--- start of The input ---

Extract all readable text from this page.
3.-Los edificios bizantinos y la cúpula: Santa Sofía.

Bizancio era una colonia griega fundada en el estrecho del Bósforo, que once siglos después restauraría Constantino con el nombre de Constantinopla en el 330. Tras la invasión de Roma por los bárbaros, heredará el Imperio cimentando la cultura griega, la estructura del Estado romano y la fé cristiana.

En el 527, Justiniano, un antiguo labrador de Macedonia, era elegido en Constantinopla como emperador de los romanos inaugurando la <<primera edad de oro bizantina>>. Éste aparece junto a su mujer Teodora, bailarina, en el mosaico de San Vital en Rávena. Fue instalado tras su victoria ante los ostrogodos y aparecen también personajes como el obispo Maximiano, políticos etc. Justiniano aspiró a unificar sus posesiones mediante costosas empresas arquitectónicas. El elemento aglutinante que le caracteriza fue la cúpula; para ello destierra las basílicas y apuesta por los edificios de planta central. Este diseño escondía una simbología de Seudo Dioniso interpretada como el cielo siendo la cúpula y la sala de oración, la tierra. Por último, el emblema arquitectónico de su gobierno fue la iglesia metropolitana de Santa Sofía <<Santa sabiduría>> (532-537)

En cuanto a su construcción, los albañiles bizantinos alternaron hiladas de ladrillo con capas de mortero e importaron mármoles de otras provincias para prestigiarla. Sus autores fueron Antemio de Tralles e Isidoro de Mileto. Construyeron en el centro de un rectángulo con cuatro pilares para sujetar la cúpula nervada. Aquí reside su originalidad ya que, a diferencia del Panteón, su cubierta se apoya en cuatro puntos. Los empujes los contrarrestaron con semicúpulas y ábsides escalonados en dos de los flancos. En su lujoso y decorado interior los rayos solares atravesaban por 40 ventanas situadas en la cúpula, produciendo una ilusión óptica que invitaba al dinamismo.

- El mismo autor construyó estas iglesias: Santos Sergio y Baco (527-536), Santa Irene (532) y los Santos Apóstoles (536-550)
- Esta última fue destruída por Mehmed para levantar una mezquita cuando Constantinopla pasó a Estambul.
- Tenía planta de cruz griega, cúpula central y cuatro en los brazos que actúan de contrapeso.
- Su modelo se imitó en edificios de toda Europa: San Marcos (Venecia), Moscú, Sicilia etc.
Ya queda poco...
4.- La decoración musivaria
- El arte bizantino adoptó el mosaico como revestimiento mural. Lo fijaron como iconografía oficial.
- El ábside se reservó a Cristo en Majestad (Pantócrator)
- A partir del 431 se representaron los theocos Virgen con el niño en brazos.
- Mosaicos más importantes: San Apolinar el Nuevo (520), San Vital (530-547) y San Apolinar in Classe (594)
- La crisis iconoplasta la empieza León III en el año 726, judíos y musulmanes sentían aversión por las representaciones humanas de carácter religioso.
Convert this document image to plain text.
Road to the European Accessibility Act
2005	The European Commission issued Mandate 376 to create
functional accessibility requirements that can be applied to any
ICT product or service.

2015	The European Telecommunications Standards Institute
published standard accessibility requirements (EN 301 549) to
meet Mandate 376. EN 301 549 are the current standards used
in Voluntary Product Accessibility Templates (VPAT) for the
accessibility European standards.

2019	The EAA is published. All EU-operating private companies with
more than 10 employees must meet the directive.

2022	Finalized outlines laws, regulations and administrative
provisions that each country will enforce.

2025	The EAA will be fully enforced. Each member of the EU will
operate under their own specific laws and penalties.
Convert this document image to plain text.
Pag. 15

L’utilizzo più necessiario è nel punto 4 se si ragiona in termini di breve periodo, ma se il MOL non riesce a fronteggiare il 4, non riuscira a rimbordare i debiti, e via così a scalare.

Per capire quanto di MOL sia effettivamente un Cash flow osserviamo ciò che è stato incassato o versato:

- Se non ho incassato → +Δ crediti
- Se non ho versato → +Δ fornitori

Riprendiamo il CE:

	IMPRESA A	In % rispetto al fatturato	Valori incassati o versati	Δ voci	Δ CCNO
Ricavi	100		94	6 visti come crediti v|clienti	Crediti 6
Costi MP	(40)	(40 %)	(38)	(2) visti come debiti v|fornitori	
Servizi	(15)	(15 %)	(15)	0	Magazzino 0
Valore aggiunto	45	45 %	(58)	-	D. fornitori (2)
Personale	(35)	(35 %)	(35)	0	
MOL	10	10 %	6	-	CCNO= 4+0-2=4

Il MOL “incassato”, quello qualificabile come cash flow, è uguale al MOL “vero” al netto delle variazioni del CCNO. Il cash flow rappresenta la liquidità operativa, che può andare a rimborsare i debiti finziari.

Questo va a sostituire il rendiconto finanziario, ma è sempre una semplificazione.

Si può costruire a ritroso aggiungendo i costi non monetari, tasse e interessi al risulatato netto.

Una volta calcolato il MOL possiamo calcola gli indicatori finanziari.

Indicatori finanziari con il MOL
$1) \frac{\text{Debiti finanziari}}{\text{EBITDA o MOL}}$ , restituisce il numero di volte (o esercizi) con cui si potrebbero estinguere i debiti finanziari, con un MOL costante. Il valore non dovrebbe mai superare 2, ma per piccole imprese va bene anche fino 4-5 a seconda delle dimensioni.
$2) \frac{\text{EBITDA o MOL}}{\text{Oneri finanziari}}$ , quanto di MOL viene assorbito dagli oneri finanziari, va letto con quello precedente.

--- end of The input ---

■ **What is required**
Establish how many lines of the material above hold the word "visti". Nothing but the count should be returned.

■ **Solution**
2